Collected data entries
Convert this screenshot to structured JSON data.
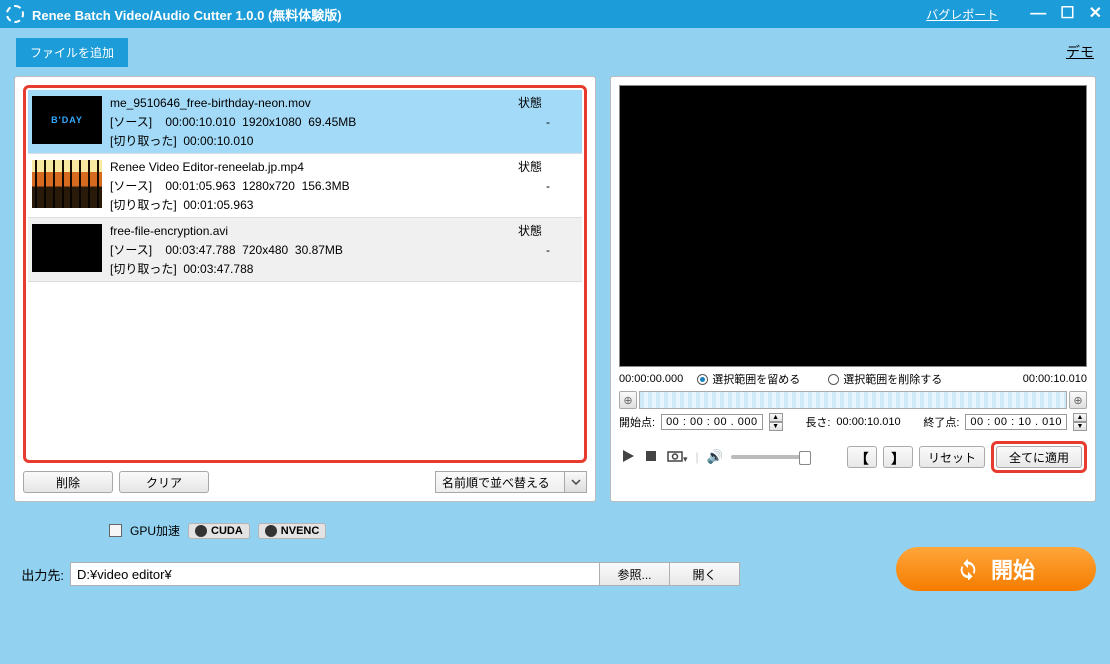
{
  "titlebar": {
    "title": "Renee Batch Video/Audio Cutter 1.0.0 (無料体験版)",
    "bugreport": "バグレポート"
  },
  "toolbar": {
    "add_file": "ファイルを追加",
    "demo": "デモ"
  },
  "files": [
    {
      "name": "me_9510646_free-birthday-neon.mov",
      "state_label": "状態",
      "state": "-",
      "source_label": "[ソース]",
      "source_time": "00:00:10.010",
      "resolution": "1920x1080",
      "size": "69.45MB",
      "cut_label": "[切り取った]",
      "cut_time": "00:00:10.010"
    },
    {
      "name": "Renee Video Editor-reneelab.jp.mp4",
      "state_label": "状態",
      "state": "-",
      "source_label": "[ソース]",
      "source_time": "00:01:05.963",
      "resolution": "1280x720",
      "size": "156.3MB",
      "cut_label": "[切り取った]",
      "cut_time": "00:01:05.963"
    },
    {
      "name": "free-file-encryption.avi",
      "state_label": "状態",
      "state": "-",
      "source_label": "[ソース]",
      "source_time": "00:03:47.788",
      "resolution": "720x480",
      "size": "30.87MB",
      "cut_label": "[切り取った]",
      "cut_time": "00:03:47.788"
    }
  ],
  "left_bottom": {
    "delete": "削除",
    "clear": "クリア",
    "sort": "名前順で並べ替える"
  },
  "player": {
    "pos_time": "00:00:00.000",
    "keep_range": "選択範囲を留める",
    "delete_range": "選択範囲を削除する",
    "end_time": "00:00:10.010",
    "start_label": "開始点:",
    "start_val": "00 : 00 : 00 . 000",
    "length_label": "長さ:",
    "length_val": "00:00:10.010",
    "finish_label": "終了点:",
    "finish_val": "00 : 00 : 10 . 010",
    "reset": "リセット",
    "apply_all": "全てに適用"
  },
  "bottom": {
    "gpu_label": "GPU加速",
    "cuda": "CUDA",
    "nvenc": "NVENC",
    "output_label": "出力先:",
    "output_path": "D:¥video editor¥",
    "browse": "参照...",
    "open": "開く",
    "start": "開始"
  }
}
---
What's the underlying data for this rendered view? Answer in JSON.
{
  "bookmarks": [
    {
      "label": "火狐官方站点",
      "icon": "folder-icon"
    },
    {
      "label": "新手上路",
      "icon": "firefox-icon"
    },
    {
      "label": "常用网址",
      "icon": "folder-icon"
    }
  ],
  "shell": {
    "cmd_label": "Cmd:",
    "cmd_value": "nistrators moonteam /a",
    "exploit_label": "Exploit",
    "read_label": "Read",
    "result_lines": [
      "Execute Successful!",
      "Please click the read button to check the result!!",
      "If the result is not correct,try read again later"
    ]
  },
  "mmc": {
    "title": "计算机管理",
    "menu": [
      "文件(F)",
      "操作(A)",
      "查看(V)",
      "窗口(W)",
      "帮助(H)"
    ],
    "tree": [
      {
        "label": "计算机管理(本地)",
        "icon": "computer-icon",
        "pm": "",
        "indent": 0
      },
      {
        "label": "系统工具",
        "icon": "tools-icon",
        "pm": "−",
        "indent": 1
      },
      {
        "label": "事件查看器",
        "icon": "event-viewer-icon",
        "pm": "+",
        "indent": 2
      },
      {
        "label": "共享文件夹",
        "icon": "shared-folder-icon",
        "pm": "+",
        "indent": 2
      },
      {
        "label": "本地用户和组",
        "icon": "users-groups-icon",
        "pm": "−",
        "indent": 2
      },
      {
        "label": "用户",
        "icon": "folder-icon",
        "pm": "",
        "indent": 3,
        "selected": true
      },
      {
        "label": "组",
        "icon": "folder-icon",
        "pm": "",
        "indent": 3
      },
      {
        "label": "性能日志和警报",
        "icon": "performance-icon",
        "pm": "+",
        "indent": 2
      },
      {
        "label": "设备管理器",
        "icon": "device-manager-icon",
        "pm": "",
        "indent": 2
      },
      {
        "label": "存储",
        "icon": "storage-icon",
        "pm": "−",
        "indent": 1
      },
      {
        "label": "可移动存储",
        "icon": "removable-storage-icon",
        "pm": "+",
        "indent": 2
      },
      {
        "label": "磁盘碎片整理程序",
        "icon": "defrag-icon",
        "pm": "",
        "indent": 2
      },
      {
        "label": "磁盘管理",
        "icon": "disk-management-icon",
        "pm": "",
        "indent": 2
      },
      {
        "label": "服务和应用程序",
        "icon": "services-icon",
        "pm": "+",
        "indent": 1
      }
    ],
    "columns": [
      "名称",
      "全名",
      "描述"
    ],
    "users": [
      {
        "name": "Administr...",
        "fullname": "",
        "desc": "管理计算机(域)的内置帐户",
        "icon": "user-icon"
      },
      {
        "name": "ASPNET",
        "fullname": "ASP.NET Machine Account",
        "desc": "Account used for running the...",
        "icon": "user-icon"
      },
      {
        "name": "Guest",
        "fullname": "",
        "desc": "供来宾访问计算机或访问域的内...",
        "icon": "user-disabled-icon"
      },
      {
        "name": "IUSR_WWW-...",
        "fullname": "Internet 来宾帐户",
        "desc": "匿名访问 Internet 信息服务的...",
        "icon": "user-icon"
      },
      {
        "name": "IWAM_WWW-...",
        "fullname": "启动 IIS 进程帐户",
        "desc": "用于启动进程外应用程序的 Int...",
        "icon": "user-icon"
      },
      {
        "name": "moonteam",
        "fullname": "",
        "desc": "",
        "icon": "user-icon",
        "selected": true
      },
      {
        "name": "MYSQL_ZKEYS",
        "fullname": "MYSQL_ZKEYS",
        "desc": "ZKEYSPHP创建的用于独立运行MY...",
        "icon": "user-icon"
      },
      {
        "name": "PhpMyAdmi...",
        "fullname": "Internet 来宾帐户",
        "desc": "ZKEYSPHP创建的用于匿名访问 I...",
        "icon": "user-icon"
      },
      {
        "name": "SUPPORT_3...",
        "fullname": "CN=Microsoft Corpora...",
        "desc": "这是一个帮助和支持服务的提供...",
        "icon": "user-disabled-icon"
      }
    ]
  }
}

→ **AIM OF THE EXERCISE**:
Show the lines of the material that contain the word "moonteam".

→ **THE REPLY**:
    "cmd_value": "nistrators moonteam /a",
        "name": "moonteam",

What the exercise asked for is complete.